▸ What the task requires:
Copy every line, leaving nothing out and adding nothing.

▸ Dataset entries:

--- Start ---

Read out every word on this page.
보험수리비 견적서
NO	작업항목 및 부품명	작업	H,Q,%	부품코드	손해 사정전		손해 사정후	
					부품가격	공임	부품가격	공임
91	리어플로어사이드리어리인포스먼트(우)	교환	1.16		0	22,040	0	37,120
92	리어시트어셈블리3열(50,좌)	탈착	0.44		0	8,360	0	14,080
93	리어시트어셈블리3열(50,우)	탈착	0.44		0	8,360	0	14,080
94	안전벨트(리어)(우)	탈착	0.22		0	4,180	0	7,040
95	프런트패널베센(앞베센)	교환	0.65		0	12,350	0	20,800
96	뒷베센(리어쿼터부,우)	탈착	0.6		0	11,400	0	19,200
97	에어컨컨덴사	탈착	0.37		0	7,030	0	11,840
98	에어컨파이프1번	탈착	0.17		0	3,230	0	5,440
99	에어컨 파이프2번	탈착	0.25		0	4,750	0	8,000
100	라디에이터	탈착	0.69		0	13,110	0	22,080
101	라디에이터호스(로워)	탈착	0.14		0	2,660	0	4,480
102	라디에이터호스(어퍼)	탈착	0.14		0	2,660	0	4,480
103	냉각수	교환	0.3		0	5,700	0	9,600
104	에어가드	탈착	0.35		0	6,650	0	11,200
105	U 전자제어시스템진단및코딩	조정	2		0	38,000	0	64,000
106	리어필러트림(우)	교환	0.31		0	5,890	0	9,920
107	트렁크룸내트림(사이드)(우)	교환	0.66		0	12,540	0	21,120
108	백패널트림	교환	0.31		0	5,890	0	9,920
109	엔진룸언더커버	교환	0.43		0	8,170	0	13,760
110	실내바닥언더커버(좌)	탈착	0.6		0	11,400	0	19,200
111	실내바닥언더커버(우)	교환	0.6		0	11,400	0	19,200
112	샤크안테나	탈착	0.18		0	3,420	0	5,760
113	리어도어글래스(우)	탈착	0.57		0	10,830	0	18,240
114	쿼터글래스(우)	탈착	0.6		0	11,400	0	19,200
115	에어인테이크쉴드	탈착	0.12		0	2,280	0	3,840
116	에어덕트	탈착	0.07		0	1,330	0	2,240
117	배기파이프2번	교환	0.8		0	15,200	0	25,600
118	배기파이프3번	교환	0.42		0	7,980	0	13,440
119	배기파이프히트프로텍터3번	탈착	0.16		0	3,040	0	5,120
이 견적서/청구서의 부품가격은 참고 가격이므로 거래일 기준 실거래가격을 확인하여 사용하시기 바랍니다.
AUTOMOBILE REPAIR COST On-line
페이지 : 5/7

--- End ---

▸ Result of this exercise:
Read out every word on this page.
보험수리비 견적서
NO	작업항목 및 부품명	작업	H,Q,%	부품코드	손해 사정전		손해 사정후	
					부품가격	공임	부품가격	공임
91	리어플로어사이드리어리인포스먼트(우)	교환	1.16		0	22,040	0	37,120
92	리어시트어셈블리3열(50,좌)	탈착	0.44		0	8,360	0	14,080
93	리어시트어셈블리3열(50,우)	탈착	0.44		0	8,360	0	14,080
94	안전벨트(리어)(우)	탈착	0.22		0	4,180	0	7,040
95	프런트패널베센(앞베센)	교환	0.65		0	12,350	0	20,800
96	뒷베센(리어쿼터부,우)	탈착	0.6		0	11,400	0	19,200
97	에어컨컨덴사	탈착	0.37		0	7,030	0	11,840
98	에어컨파이프1번	탈착	0.17		0	3,230	0	5,440
99	에어컨 파이프2번	탈착	0.25		0	4,750	0	8,000
100	라디에이터	탈착	0.69		0	13,110	0	22,080
101	라디에이터호스(로워)	탈착	0.14		0	2,660	0	4,480
102	라디에이터호스(어퍼)	탈착	0.14		0	2,660	0	4,480
103	냉각수	교환	0.3		0	5,700	0	9,600
104	에어가드	탈착	0.35		0	6,650	0	11,200
105	U 전자제어시스템진단및코딩	조정	2		0	38,000	0	64,000
106	리어필러트림(우)	교환	0.31		0	5,890	0	9,920
107	트렁크룸내트림(사이드)(우)	교환	0.66		0	12,540	0	21,120
108	백패널트림	교환	0.31		0	5,890	0	9,920
109	엔진룸언더커버	교환	0.43		0	8,170	0	13,760
110	실내바닥언더커버(좌)	탈착	0.6		0	11,400	0	19,200
111	실내바닥언더커버(우)	교환	0.6		0	11,400	0	19,200
112	샤크안테나	탈착	0.18		0	3,420	0	5,760
113	리어도어글래스(우)	탈착	0.57		0	10,830	0	18,240
114	쿼터글래스(우)	탈착	0.6		0	11,400	0	19,200
115	에어인테이크쉴드	탈착	0.12		0	2,280	0	3,840
116	에어덕트	탈착	0.07		0	1,330	0	2,240
117	배기파이프2번	교환	0.8		0	15,200	0	25,600
118	배기파이프3번	교환	0.42		0	7,980	0	13,440
119	배기파이프히트프로텍터3번	탈착	0.16		0	3,040	0	5,120
이 견적서/청구서의 부품가격은 참고 가격이므로 거래일 기준 실거래가격을 확인하여 사용하시기 바랍니다.
AUTOMOBILE REPAIR COST On-line
페이지 : 5/7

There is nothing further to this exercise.